Written instruction:
Rename "heading" to "title" in the data from its first line up to and including the line containing "- text: invoice fraud: their". Return only those lines, with nothing else changed.

Records provided:
────
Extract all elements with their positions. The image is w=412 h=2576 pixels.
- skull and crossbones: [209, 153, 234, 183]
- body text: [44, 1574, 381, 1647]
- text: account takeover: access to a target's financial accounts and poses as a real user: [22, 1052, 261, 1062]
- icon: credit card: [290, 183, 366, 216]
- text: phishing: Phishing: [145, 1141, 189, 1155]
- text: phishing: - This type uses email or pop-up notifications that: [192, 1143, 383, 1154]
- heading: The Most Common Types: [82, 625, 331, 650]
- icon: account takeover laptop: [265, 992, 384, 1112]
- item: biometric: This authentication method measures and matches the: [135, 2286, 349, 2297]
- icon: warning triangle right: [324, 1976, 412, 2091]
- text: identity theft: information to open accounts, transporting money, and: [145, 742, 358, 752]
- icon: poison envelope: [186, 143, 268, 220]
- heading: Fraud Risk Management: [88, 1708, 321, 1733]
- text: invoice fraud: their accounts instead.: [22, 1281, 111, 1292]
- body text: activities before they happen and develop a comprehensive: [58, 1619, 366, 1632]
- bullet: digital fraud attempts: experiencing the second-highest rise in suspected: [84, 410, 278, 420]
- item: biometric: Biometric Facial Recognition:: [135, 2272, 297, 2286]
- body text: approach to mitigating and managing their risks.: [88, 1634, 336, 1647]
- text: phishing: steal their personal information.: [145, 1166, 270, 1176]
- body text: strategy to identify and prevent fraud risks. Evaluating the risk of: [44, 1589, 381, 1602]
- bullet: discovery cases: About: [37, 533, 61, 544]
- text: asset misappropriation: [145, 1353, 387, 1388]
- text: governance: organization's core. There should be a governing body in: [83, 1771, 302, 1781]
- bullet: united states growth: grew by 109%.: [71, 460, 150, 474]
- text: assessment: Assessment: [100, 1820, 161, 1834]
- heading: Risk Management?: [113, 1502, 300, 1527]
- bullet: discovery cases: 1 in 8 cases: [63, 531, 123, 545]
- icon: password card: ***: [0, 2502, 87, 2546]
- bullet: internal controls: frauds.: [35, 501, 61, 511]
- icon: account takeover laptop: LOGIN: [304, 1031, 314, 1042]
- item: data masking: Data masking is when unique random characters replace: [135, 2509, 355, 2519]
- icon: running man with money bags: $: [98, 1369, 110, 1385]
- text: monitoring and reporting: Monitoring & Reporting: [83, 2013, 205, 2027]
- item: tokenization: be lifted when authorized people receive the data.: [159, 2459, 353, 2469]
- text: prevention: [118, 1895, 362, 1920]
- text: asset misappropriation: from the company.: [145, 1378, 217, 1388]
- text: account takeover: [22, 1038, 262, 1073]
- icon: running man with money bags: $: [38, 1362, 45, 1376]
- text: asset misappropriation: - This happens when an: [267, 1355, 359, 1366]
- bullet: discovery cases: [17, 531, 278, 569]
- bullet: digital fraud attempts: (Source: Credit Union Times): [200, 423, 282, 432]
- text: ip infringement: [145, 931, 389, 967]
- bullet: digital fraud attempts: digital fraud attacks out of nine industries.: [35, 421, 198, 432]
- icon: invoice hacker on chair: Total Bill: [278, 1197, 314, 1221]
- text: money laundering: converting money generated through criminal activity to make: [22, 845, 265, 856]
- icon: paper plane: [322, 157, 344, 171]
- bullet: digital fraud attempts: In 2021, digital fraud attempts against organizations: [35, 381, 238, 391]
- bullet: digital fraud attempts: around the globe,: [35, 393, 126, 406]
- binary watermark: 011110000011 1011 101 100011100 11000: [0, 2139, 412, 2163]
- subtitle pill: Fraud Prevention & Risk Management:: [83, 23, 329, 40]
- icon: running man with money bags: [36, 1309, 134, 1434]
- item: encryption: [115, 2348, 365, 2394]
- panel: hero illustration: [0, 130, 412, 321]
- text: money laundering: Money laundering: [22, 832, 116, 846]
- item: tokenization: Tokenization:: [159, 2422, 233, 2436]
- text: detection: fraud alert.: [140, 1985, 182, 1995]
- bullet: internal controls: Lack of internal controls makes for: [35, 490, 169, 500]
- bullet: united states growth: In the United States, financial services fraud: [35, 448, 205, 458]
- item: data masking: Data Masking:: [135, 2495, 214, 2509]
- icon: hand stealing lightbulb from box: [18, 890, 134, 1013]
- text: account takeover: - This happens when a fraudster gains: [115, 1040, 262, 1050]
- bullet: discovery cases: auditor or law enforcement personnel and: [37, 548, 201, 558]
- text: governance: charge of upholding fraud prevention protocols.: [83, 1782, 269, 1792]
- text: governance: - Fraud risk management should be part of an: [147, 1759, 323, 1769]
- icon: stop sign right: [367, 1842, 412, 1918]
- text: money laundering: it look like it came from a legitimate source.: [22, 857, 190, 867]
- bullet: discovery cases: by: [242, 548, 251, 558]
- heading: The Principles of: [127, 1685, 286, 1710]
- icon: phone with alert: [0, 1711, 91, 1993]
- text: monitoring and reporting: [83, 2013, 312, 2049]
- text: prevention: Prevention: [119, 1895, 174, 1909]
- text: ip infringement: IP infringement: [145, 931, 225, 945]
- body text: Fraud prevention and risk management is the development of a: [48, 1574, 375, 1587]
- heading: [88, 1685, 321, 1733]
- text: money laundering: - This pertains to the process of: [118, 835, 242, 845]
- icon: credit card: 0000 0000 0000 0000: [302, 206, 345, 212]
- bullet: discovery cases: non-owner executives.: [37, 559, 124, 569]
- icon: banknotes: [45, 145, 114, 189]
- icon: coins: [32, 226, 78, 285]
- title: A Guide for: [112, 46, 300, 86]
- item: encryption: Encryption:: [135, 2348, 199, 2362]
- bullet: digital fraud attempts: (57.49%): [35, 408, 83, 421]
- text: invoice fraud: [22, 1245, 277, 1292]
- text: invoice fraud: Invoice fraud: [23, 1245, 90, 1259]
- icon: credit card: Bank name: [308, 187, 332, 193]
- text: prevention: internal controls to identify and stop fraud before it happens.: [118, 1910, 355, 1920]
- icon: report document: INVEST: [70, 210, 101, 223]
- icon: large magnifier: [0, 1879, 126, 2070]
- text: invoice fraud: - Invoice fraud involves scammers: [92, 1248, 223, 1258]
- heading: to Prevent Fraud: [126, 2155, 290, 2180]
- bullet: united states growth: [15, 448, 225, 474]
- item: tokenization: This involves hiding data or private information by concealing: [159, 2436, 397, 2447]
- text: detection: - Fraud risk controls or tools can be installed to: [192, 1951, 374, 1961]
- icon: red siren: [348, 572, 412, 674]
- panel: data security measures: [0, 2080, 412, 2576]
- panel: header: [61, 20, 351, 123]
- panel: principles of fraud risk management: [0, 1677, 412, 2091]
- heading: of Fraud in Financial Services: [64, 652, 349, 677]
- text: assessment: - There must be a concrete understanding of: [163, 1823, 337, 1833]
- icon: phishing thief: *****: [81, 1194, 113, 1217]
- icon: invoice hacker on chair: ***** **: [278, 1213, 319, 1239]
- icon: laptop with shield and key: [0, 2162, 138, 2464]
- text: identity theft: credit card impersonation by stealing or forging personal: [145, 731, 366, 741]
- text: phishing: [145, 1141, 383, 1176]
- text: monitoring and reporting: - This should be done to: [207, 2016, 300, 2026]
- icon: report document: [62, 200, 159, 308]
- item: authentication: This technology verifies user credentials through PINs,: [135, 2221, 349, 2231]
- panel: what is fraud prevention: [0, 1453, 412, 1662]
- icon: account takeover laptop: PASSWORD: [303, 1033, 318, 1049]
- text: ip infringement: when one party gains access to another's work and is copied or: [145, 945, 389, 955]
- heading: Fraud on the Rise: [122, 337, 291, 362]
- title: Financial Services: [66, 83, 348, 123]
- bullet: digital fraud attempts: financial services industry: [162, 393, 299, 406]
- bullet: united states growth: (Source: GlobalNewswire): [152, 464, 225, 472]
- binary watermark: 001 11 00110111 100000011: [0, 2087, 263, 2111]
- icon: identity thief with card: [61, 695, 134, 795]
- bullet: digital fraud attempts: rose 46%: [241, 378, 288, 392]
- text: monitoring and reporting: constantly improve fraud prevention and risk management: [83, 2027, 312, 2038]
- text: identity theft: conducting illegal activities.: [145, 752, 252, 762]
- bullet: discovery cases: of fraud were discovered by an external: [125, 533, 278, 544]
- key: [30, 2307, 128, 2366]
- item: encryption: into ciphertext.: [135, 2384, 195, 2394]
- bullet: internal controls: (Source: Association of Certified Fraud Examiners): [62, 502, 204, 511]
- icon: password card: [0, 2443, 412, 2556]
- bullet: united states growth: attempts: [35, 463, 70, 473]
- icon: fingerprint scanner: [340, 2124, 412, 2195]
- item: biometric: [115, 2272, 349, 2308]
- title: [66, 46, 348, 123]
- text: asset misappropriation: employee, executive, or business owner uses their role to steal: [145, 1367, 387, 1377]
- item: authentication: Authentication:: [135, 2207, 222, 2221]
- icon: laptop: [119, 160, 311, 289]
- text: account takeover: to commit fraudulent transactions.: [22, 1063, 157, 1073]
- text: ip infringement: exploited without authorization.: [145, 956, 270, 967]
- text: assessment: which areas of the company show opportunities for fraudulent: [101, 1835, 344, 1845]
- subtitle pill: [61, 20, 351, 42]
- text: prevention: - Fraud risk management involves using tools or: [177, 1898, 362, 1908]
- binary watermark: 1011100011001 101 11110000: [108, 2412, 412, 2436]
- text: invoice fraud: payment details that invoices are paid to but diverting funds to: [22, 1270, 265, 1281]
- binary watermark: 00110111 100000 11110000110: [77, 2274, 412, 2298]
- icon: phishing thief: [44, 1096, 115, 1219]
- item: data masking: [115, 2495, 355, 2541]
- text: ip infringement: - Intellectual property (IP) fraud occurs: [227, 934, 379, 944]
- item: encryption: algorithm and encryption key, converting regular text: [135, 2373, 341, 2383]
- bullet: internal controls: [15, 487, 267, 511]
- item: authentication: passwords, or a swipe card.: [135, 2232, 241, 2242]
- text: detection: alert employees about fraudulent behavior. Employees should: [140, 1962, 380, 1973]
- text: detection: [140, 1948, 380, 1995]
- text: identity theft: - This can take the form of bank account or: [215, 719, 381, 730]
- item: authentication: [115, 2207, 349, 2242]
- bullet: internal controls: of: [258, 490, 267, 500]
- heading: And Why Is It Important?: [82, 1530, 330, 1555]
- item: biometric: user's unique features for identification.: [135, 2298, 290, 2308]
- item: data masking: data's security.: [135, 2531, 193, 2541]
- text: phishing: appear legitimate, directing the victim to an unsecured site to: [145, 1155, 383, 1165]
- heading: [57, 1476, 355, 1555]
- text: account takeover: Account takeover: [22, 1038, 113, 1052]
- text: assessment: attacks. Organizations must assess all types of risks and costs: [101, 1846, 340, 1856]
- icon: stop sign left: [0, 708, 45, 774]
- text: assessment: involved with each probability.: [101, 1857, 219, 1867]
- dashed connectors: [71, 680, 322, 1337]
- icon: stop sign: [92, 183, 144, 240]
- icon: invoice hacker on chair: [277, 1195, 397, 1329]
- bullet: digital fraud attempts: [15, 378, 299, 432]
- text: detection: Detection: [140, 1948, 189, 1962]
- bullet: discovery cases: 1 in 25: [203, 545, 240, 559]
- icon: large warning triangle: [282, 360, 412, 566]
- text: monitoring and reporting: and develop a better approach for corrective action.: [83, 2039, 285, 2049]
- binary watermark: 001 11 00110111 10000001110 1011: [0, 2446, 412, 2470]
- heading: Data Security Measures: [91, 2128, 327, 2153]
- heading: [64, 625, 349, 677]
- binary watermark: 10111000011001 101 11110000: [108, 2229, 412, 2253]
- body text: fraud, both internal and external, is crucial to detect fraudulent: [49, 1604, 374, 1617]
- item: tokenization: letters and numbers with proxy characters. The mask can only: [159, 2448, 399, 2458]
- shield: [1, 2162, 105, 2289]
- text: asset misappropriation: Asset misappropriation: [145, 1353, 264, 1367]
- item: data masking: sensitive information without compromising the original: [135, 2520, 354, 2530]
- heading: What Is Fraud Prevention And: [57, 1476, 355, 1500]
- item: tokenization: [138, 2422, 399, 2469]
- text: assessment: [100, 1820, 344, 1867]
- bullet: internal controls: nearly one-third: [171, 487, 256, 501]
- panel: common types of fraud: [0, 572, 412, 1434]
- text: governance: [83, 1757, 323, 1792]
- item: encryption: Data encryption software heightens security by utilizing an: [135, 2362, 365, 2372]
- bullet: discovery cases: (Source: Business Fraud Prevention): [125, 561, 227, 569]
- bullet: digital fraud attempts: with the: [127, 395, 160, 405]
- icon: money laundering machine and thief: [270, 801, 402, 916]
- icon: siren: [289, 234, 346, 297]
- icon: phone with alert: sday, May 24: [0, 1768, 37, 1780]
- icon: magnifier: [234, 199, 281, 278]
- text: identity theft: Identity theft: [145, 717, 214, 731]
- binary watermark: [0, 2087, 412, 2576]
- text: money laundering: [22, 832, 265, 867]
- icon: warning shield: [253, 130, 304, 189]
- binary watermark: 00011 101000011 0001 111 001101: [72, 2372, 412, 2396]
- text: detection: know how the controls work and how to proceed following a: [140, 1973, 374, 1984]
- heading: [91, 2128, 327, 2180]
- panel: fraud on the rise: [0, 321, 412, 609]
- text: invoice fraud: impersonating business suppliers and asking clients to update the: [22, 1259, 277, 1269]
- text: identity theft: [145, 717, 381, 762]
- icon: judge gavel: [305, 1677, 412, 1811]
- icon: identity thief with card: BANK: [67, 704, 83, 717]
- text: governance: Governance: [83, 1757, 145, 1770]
────
Answer in full:
Extract all elements with their positions. The image is w=412 h=2576 pixels.
- skull and crossbones: [209, 153, 234, 183]
- body text: [44, 1574, 381, 1647]
- text: account takeover: access to a target's financial accounts and poses as a real user: [22, 1052, 261, 1062]
- icon: credit card: [290, 183, 366, 216]
- text: phishing: Phishing: [145, 1141, 189, 1155]
- text: phishing: - This type uses email or pop-up notifications that: [192, 1143, 383, 1154]
- title: The Most Common Types: [82, 625, 331, 650]
- icon: account takeover laptop: [265, 992, 384, 1112]
- item: biometric: This authentication method measures and matches the: [135, 2286, 349, 2297]
- icon: warning triangle right: [324, 1976, 412, 2091]
- text: identity theft: information to open accounts, transporting money, and: [145, 742, 358, 752]
- icon: poison envelope: [186, 143, 268, 220]
- title: Fraud Risk Management: [88, 1708, 321, 1733]
- text: invoice fraud: their accounts instead.: [22, 1281, 111, 1292]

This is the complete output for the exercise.